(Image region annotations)
:::

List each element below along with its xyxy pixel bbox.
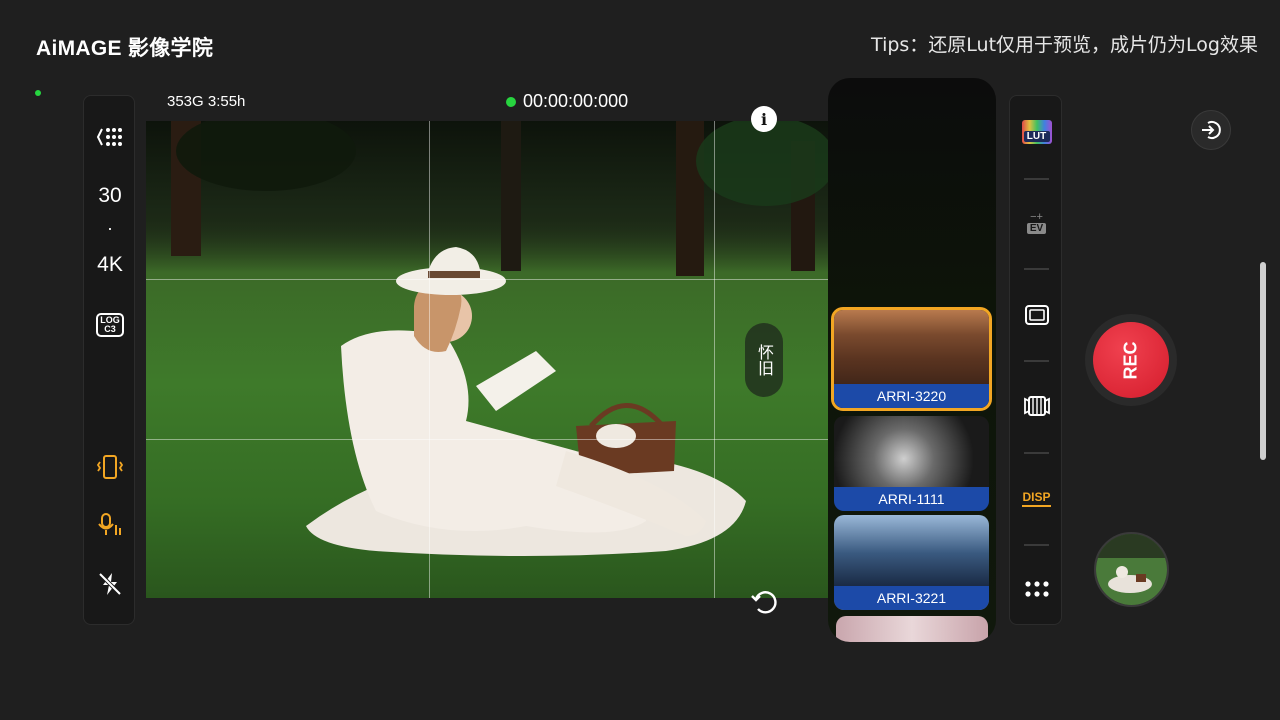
exit-icon — [1202, 121, 1221, 139]
stabilization-button[interactable] — [84, 451, 136, 483]
record-label: REC — [1120, 340, 1141, 380]
lut-icon: LUT — [1021, 120, 1052, 144]
flash-off-icon — [98, 572, 122, 596]
display-button[interactable]: DISP — [1010, 482, 1063, 514]
grid-line-v1 — [429, 121, 430, 598]
menu-grid-button[interactable] — [84, 122, 136, 152]
film-reel-icon — [1023, 396, 1050, 416]
toolbar-divider — [1024, 178, 1049, 180]
lut-card-arri-3220[interactable]: ARRI-3220 — [831, 307, 992, 411]
gallery-thumbnail[interactable] — [1094, 532, 1169, 607]
more-dots-icon — [1024, 581, 1049, 597]
camera-viewfinder[interactable] — [146, 121, 830, 598]
frame-guide-button[interactable] — [1010, 299, 1063, 331]
lut-icon-text: LUT — [1023, 131, 1050, 142]
lut-selector-strip[interactable]: ARRI-3220 ARRI-1111 ARRI-3221 — [828, 78, 996, 642]
viewfinder-scene — [171, 121, 830, 556]
record-button-ring[interactable]: REC — [1085, 314, 1177, 406]
phone-vibrate-icon — [96, 455, 124, 479]
record-timecode: 00:00:00:000 — [506, 91, 628, 112]
info-button[interactable]: i — [751, 106, 777, 132]
lut-label: ARRI-1111 — [834, 487, 989, 511]
disp-icon: DISP — [1022, 490, 1051, 507]
side-scroll-indicator[interactable] — [1260, 262, 1266, 460]
app-brand-logo: AiMAGE 影像学院 — [36, 37, 214, 60]
more-options-button[interactable] — [1010, 574, 1063, 604]
tips-text: Tips：还原Lut仅用于预览，成片仍为Log效果 — [871, 34, 1258, 56]
grid-line-h2 — [146, 439, 830, 440]
ev-icon: −+ EV — [1026, 212, 1047, 234]
grid-line-h1 — [146, 279, 830, 280]
record-status-dot — [506, 96, 516, 107]
rotate-icon — [751, 591, 777, 614]
exposure-button[interactable]: −+ EV — [1010, 206, 1063, 240]
film-mode-button[interactable] — [1010, 390, 1063, 422]
grid-menu-icon — [96, 128, 122, 146]
fps-selector[interactable]: 30 — [84, 182, 136, 210]
lut-card-arri-1111[interactable]: ARRI-1111 — [834, 416, 989, 511]
ev-icon-text: EV — [1026, 223, 1047, 234]
toolbar-divider — [1024, 360, 1049, 362]
frame-icon — [1024, 305, 1049, 325]
flash-toggle-button[interactable] — [84, 568, 136, 600]
audio-settings-button[interactable] — [84, 509, 136, 541]
resolution-selector[interactable]: 4K — [84, 251, 136, 279]
grid-line-v2 — [714, 121, 715, 598]
timecode-text: 00:00:00:000 — [523, 91, 629, 111]
microphone-levels-icon — [98, 513, 121, 535]
toolbar-divider — [1024, 452, 1049, 454]
right-toolbar: LUT −+ EV DISP — [1009, 95, 1062, 625]
log-c3-icon: LOG C3 — [96, 313, 124, 337]
left-toolbar: 30 · 4K LOG C3 — [83, 95, 135, 625]
fps-resolution-separator: · — [107, 217, 113, 238]
toolbar-divider — [1024, 268, 1049, 270]
toolbar-divider — [1024, 544, 1049, 546]
log-badge-bottom: C3 — [104, 324, 116, 334]
info-icon: i — [760, 109, 768, 129]
lut-label: ARRI-3220 — [834, 384, 989, 408]
lut-card-next-peek[interactable] — [836, 616, 988, 642]
exit-button[interactable] — [1191, 110, 1231, 150]
record-button[interactable]: REC — [1093, 322, 1169, 398]
lut-label: ARRI-3221 — [834, 586, 989, 610]
gallery-preview-image — [1096, 534, 1167, 605]
current-lut-name-pill[interactable]: 怀旧 — [745, 323, 783, 397]
storage-remaining: 353G 3:55h — [167, 93, 246, 110]
lut-button[interactable]: LUT — [1010, 116, 1063, 148]
rotate-button[interactable] — [749, 587, 779, 617]
lut-card-arri-3221[interactable]: ARRI-3221 — [834, 515, 989, 610]
log-profile-button[interactable]: LOG C3 — [84, 310, 136, 340]
camera-indicator-dot — [35, 90, 41, 96]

:::

- WORK TO BE COMPLETED
Count the lines of the material above that contain the string "grid", matching case exactly. Give only the number.

- TASK SOLUTION
6